原文摘录.
↓

张汉运,高 杰,何肖龙,龚泽龙,万 宇,胡彤彤,李煜彬,曹 虹   

  • 出版日期:2020-03-14 发布日期:2020-02-20
  • 基金资助:

The postbiotic HM0539 from Lactobacillus rhamnosus GG prevents intestinal infection by enterohemorrhagic E. coli O157: H7 in mice

  

  • Online:2020-03-14 Published:2020-02-20

摘要: 目的 探究鼠李糖乳杆菌LGG的效应蛋白HM0539对大肠杆菌O157∶H7肠道感染的预防效果。方法 采用黏附、侵袭实验评价HM0539处理后,大肠杆菌O157∶H7对HT-29细胞的黏附侵袭能力。通过免疫荧光、免疫印迹等方法进一步检测在使用HM0539治疗过程中对HT-29细胞中黏蛋白(MUC2)、紧密连接蛋白(ZO-1)表达的影响;通过动物实验,观察小鼠的生存率及体质量变化,检测攻毒小鼠的肠道病理及肠道屏障功能的改变。结果 HM0539呈浓度依赖性地抑制大肠杆菌O157∶H7黏附和侵袭HT-29,且HM0539的预处理效果优于共同处理(P<0.05);免疫荧光和免疫印迹等结果显示,HM0539不仅可以明显降低大肠杆菌O157∶H7感染后MUC2的表达水平(P<0.05),还可显著抑制其对细胞间紧密连接蛋白的破坏(P<0.05)。动物实验结果证 明HM0539可抑制攻毒小鼠的体质量下降(P<0.05)和空肠的损伤;HM0539可抑制大肠杆菌O157∶H7诱导的空肠杯状细胞的破坏(P<0.05);此外,HM0539可上调攻毒小鼠空肠中的MUC2、ZO-1蛋白的表达(P<0.05)。结论 HM0539可抑制大肠杆菌O157∶H7黏附和侵袭HT-29细胞,而且增强了小鼠对大肠杆菌O157∶H7感染的抵抗力,其机制可能是通过抑制大肠杆菌O157∶ H7破坏黏蛋白和细胞间紧密连接蛋白。

↑

任务事项. 请列出这篇关于HM0539预防大肠杆菌O157∶H7肠道感染的原文摘录中署名的全部作者。 后面的条目与此无关。

提取的数据条目:
↓

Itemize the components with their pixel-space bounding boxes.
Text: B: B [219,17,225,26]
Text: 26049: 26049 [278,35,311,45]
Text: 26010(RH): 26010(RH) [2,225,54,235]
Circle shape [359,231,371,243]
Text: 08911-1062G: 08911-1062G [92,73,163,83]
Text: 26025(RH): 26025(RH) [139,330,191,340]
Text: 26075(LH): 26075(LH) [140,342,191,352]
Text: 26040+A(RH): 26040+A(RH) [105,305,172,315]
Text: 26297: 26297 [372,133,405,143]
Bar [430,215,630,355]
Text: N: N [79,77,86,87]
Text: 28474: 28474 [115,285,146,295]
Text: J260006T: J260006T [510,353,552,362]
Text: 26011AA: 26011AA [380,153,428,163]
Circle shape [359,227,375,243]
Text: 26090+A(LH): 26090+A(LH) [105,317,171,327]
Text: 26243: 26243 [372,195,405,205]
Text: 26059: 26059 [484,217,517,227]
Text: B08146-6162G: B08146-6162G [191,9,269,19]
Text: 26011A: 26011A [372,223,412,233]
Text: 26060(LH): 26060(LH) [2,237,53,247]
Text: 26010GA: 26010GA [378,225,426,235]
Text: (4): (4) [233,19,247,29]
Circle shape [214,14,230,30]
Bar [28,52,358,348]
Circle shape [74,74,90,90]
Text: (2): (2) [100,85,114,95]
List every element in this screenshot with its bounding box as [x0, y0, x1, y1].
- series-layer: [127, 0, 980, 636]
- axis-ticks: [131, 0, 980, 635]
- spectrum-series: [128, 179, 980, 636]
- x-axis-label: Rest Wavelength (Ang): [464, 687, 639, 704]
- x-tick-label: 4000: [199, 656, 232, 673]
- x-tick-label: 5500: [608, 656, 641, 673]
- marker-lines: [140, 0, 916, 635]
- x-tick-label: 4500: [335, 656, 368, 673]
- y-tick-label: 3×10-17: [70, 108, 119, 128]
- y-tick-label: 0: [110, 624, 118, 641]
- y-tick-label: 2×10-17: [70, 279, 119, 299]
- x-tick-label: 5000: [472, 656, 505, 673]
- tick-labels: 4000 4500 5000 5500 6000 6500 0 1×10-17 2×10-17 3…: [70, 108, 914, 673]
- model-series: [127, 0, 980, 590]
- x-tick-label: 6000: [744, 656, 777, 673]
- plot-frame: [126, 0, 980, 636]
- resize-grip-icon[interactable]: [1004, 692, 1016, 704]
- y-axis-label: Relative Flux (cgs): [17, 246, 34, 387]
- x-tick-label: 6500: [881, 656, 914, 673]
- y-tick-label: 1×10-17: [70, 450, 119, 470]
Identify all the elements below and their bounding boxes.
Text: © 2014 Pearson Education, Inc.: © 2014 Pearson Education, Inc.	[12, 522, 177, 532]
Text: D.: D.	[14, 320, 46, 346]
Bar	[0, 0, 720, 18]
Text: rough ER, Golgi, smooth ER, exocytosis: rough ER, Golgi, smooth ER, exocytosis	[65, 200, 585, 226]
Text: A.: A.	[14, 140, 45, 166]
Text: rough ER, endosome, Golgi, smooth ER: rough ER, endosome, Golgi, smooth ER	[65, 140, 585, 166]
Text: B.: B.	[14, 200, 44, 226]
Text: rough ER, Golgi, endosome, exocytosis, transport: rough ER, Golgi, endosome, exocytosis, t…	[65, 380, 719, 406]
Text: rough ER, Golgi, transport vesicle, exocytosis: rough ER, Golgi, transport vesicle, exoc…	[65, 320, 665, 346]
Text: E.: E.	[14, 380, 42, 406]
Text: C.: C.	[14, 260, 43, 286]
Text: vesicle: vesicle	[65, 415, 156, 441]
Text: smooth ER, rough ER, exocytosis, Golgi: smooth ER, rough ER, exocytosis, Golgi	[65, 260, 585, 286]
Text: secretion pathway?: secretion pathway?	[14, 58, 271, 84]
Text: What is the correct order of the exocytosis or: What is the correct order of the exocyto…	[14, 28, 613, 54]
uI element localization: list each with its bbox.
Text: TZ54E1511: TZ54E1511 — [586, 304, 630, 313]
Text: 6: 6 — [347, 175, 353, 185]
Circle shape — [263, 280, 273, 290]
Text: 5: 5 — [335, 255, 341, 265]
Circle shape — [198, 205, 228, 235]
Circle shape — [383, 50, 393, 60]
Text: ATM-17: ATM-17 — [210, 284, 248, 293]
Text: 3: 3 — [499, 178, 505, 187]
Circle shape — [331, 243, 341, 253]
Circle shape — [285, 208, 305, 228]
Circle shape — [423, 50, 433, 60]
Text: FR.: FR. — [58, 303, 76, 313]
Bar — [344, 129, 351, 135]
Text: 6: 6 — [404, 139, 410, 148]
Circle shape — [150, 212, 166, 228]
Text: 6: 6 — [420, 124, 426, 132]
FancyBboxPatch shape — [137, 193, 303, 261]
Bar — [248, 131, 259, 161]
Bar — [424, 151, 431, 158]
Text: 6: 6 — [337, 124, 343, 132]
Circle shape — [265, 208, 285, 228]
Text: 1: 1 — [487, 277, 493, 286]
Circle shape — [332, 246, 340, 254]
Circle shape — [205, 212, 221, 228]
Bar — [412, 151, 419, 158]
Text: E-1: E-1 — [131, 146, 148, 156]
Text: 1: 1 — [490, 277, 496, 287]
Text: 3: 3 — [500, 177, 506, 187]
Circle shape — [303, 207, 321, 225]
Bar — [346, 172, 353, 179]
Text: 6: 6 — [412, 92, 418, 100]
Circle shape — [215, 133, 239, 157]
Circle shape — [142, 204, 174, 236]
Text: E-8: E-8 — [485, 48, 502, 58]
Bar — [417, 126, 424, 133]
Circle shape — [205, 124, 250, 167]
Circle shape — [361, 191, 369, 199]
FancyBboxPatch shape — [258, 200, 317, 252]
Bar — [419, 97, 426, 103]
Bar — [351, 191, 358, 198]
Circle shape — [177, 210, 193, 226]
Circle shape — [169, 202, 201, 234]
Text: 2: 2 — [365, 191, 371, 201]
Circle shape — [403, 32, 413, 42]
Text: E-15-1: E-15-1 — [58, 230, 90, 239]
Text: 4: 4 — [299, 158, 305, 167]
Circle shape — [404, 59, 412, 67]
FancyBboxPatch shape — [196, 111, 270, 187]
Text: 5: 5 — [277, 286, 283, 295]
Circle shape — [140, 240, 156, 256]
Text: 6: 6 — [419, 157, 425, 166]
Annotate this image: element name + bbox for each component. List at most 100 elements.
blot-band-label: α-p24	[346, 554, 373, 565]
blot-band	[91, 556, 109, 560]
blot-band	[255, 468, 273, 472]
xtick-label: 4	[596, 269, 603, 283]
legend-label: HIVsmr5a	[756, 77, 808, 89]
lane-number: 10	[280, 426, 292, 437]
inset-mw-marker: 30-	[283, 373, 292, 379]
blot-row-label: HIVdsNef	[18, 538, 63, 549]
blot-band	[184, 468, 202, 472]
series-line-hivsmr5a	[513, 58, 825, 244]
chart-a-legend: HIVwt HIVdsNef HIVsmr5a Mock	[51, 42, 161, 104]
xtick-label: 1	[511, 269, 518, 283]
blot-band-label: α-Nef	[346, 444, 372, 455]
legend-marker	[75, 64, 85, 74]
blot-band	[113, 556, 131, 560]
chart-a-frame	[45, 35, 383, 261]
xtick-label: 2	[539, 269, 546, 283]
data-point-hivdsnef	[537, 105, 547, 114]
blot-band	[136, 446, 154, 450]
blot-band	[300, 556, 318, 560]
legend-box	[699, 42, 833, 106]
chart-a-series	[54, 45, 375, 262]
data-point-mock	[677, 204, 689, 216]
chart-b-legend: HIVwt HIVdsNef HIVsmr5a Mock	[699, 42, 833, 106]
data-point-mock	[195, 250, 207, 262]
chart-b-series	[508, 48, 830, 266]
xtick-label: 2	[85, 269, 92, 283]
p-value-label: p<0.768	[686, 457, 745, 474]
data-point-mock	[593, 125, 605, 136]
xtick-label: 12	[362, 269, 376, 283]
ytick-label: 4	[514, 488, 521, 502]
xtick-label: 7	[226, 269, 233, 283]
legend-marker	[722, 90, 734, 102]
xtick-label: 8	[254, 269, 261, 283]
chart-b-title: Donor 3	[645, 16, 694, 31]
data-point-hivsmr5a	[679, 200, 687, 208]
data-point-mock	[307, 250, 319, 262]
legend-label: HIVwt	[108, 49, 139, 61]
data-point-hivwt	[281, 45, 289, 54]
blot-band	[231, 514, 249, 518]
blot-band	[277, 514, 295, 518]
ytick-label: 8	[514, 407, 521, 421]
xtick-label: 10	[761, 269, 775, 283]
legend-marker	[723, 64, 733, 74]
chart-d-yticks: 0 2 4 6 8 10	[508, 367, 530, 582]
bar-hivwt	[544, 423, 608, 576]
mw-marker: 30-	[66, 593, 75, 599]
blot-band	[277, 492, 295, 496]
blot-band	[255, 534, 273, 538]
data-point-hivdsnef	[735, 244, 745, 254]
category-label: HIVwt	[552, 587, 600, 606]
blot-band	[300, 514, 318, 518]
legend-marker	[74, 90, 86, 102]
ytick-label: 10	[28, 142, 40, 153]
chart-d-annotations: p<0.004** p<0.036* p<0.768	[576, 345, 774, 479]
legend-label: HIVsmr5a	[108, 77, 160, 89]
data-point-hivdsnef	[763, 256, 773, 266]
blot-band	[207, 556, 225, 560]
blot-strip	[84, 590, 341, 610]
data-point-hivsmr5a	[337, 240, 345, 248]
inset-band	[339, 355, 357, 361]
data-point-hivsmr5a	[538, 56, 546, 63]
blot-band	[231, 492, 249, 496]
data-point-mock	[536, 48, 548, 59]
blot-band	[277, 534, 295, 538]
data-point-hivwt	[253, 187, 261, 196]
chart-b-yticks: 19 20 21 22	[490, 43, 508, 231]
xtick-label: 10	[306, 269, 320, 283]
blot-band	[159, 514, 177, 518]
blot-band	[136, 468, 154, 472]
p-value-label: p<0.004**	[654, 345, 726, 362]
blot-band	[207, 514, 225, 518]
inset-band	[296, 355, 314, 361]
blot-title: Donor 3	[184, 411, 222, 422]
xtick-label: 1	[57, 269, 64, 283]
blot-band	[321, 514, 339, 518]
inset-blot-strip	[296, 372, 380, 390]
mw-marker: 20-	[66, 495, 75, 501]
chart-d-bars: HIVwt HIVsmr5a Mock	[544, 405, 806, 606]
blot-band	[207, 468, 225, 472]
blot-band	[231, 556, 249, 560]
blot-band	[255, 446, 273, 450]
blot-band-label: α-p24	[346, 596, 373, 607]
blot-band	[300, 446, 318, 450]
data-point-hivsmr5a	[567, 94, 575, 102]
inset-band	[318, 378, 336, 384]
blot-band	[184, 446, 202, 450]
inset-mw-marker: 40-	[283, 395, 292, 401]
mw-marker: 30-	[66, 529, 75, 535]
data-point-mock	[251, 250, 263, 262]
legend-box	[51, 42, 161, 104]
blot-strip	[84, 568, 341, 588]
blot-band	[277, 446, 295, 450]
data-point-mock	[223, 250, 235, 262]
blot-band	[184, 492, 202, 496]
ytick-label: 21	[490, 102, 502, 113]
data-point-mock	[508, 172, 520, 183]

↑

回复. 张汉运、高 杰、何肖龙、龚泽龙、万 宇、胡彤彤、李煜彬、曹 虹